▶ [Stored records]
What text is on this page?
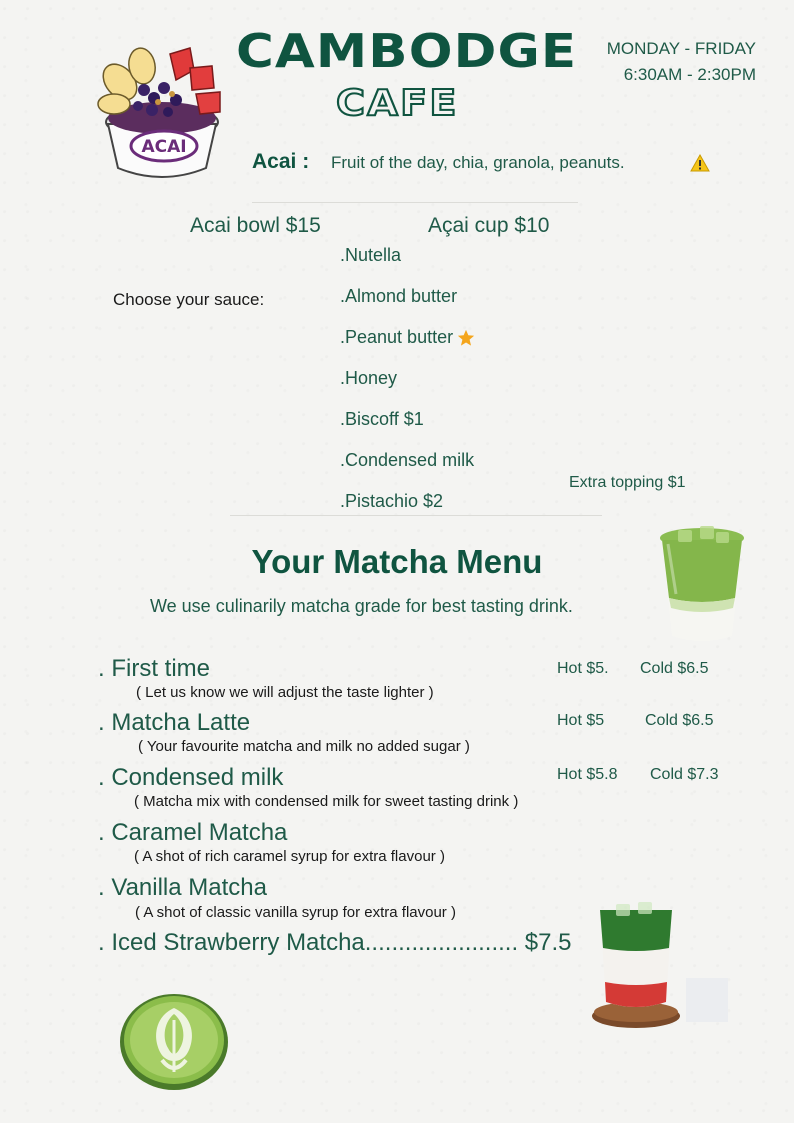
ACAI
CAMBODGE
CAFE
MONDAY - FRIDAY
6:30AM - 2:30PM
Acai : Fruit of the day, chia, granola, peanuts.
Acai bowl $15	Açai cup $10
Choose your sauce:
.Nutella
.Almond butter
.Peanut butter
.Honey
.Biscoff $1
.Condensed milk
.Pistachio $2
Extra topping $1
Your Matcha Menu
We use culinarily matcha grade for best tasting drink.
. First time
( Let us know we will adjust the taste lighter )
Hot $5. Cold $6.5
. Matcha Latte
( Your favourite matcha and milk no added sugar )
Hot $5	Cold $6.5
. Condensed milk
( Matcha mix with condensed milk for sweet tasting drink )
Hot $5.8 Cold $7.3
. Caramel Matcha
( A shot of rich caramel syrup for extra flavour )
. Vanilla Matcha
( A shot of classic vanilla syrup for extra flavour )
. Iced Strawberry Matcha....................... $7.5
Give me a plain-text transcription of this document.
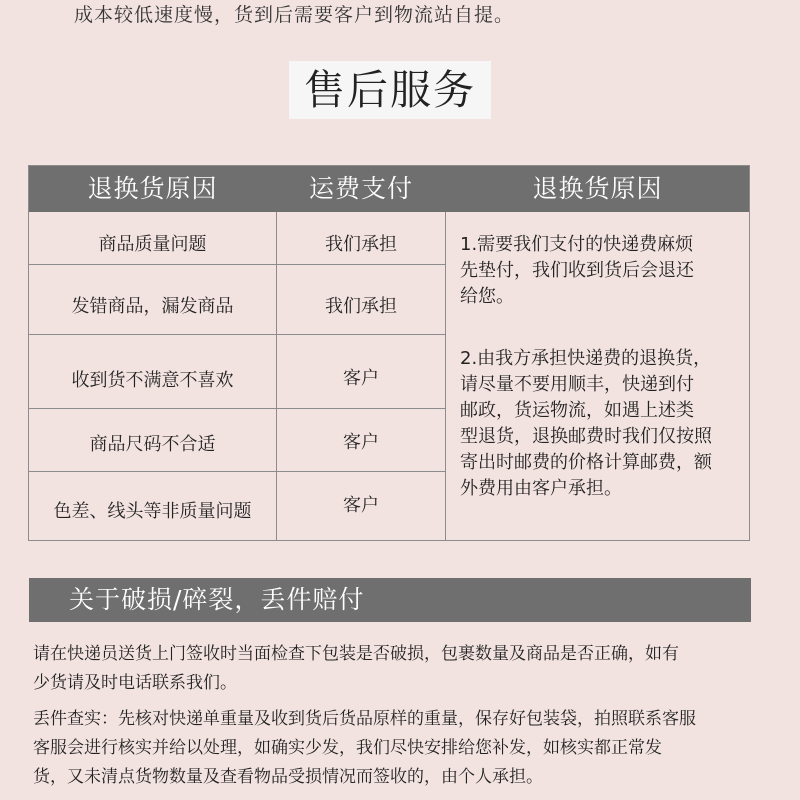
成本较低速度慢，货到后需要客户到物流站自提。
售后服务
退换货原因	运费支付	退换货原因
商品质量问题	我们承担
发错商品，漏发商品	我们承担
收到货不满意不喜欢	客户
商品尺码不合适	客户
色差、线头等非质量问题	客户
1.需要我们支付的快递费麻烦
先垫付，我们收到货后会退还
给您。
2.由我方承担快递费的退换货，
请尽量不要用顺丰，快递到付
邮政，货运物流，如遇上述类
型退货，退换邮费时我们仅按照
寄出时邮费的价格计算邮费，额
外费用由客户承担。
关于破损/碎裂，丢件赔付
请在快递员送货上门签收时当面检查下包装是否破损，包裹数量及商品是否正确，如有
少货请及时电话联系我们。
丢件查实：先核对快递单重量及收到货后货品原样的重量，保存好包装袋，拍照联系客服
客服会进行核实并给以处理，如确实少发，我们尽快安排给您补发，如核实都正常发
货，又未清点货物数量及查看物品受损情况而签收的，由个人承担。
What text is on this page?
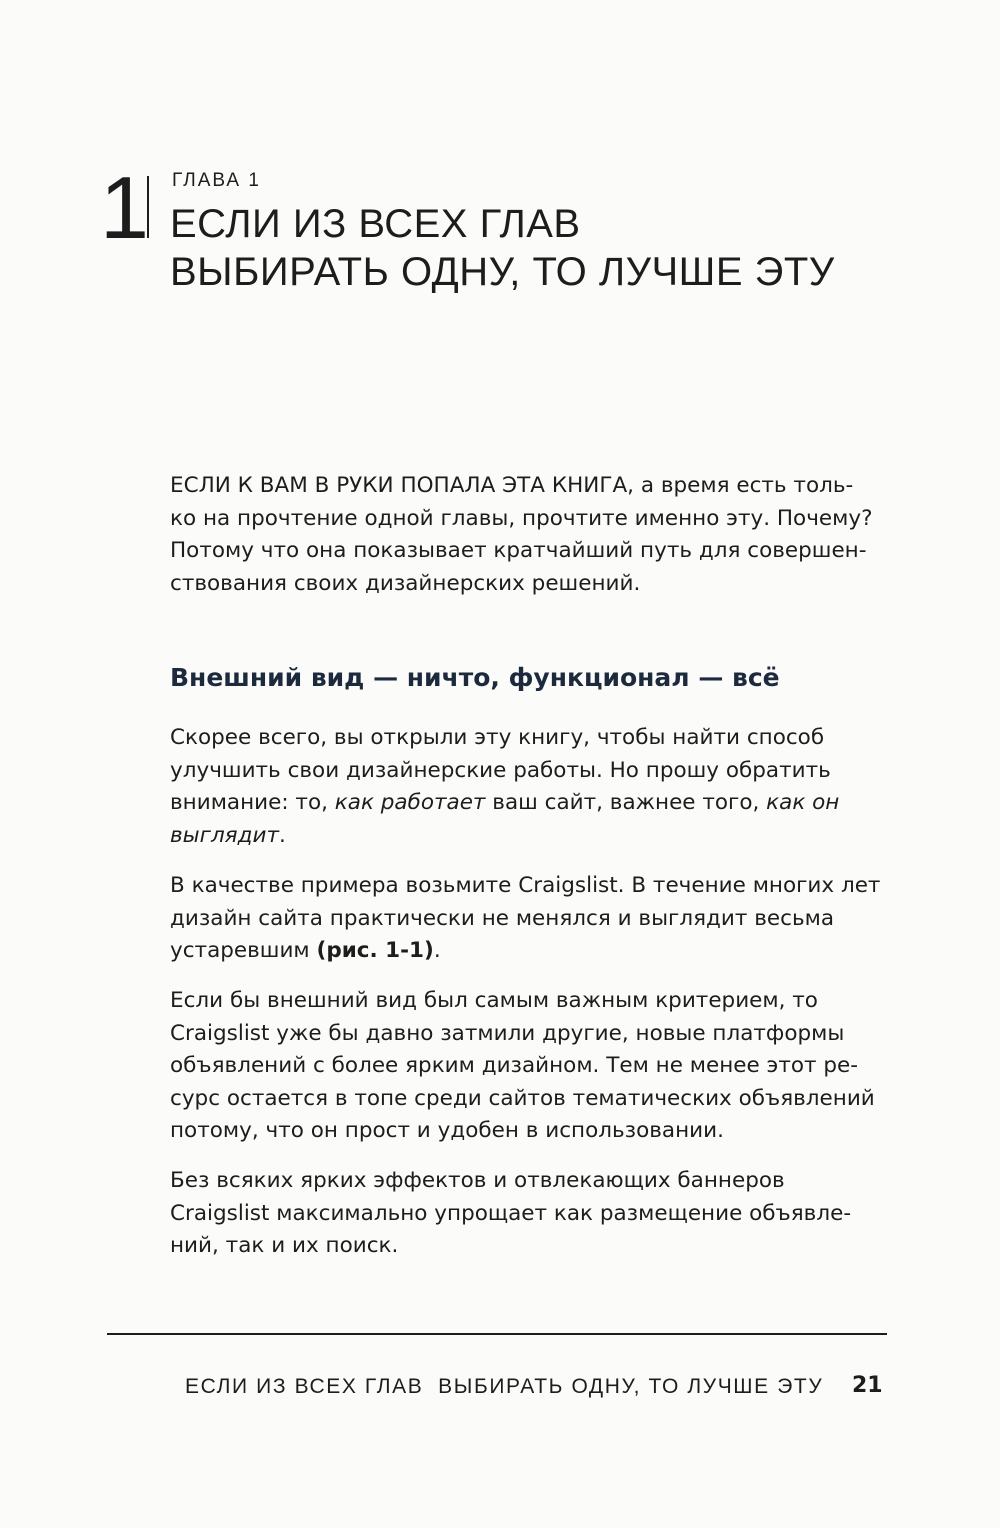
1 ГЛАВА 1
ЕСЛИ ИЗ ВСЕХ ГЛАВ
ВЫБИРАТЬ ОДНУ, ТО ЛУЧШЕ ЭТУ
ЕСЛИ К ВАМ В РУКИ ПОПАЛА ЭТА КНИГА, а время есть толь-
ко на прочтение одной главы, прочтите именно эту. Почему?
Потому что она показывает кратчайший путь для совершен-
ствования своих дизайнерских решений.
Внешний вид — ничто, функционал — всё
Скорее всего, вы открыли эту книгу, чтобы найти способ
улучшить свои дизайнерские работы. Но прошу обратить
внимание: то, как работает ваш сайт, важнее того, как он
выглядит.
В качестве примера возьмите Craigslist. В течение многих лет
дизайн сайта практически не менялся и выглядит весьма
устаревшим (рис. 1-1).
Если бы внешний вид был самым важным критерием, то
Craigslist уже бы давно затмили другие, новые платформы
объявлений с более ярким дизайном. Тем не менее этот ре-
сурс остается в топе среди сайтов тематических объявлений
потому, что он прост и удобен в использовании.
Без всяких ярких эффектов и отвлекающих баннеров
Craigslist максимально упрощает как размещение объявле-
ний, так и их поиск.
ЕСЛИ ИЗ ВСЕХ ГЛАВ  ВЫБИРАТЬ ОДНУ, ТО ЛУЧШЕ ЭТУ 21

▶ [Work instructions]
The data should be printed again unchanged; leave its pictures out.

▶ [Written solution]
What text is on this page?
ACAI
CAMBODGE
CAFE
MONDAY - FRIDAY
6:30AM - 2:30PM
Acai : Fruit of the day, chia, granola, peanuts.
Acai bowl $15	Açai cup $10
Choose your sauce:
.Nutella
.Almond butter
.Peanut butter
.Honey
.Biscoff $1
.Condensed milk
.Pistachio $2
Extra topping $1
Your Matcha Menu
We use culinarily matcha grade for best tasting drink.
. First time
( Let us know we will adjust the taste lighter )
Hot $5. Cold $6.5
. Matcha Latte
( Your favourite matcha and milk no added sugar )
Hot $5	Cold $6.5
. Condensed milk
( Matcha mix with condensed milk for sweet tasting drink )
Hot $5.8 Cold $7.3
. Caramel Matcha
( A shot of rich caramel syrup for extra flavour )
. Vanilla Matcha
( A shot of classic vanilla syrup for extra flavour )
. Iced Strawberry Matcha....................... $7.5
Give me a plain-text transcription of this document.
成本较低速度慢，货到后需要客户到物流站自提。
售后服务
退换货原因	运费支付	退换货原因
商品质量问题	我们承担
发错商品，漏发商品	我们承担
收到货不满意不喜欢	客户
商品尺码不合适	客户
色差、线头等非质量问题	客户
1.需要我们支付的快递费麻烦
先垫付，我们收到货后会退还
给您。
2.由我方承担快递费的退换货，
请尽量不要用顺丰，快递到付
邮政，货运物流，如遇上述类
型退货，退换邮费时我们仅按照
寄出时邮费的价格计算邮费，额
外费用由客户承担。
关于破损/碎裂，丢件赔付
请在快递员送货上门签收时当面检查下包装是否破损，包裹数量及商品是否正确，如有
少货请及时电话联系我们。
丢件查实：先核对快递单重量及收到货后货品原样的重量，保存好包装袋，拍照联系客服
客服会进行核实并给以处理，如确实少发，我们尽快安排给您补发，如核实都正常发
货，又未清点货物数量及查看物品受损情况而签收的，由个人承担。
What text is on this page?
1 ГЛАВА 1
ЕСЛИ ИЗ ВСЕХ ГЛАВ
ВЫБИРАТЬ ОДНУ, ТО ЛУЧШЕ ЭТУ
ЕСЛИ К ВАМ В РУКИ ПОПАЛА ЭТА КНИГА, а время есть толь-
ко на прочтение одной главы, прочтите именно эту. Почему?
Потому что она показывает кратчайший путь для совершен-
ствования своих дизайнерских решений.
Внешний вид — ничто, функционал — всё
Скорее всего, вы открыли эту книгу, чтобы найти способ
улучшить свои дизайнерские работы. Но прошу обратить
внимание: то, как работает ваш сайт, важнее того, как он
выглядит.
В качестве примера возьмите Craigslist. В течение многих лет
дизайн сайта практически не менялся и выглядит весьма
устаревшим (рис. 1-1).
Если бы внешний вид был самым важным критерием, то
Craigslist уже бы давно затмили другие, новые платформы
объявлений с более ярким дизайном. Тем не менее этот ре-
сурс остается в топе среди сайтов тематических объявлений
потому, что он прост и удобен в использовании.
Без всяких ярких эффектов и отвлекающих баннеров
Craigslist максимально упрощает как размещение объявле-
ний, так и их поиск.
ЕСЛИ ИЗ ВСЕХ ГЛАВ  ВЫБИРАТЬ ОДНУ, ТО ЛУЧШЕ ЭТУ 21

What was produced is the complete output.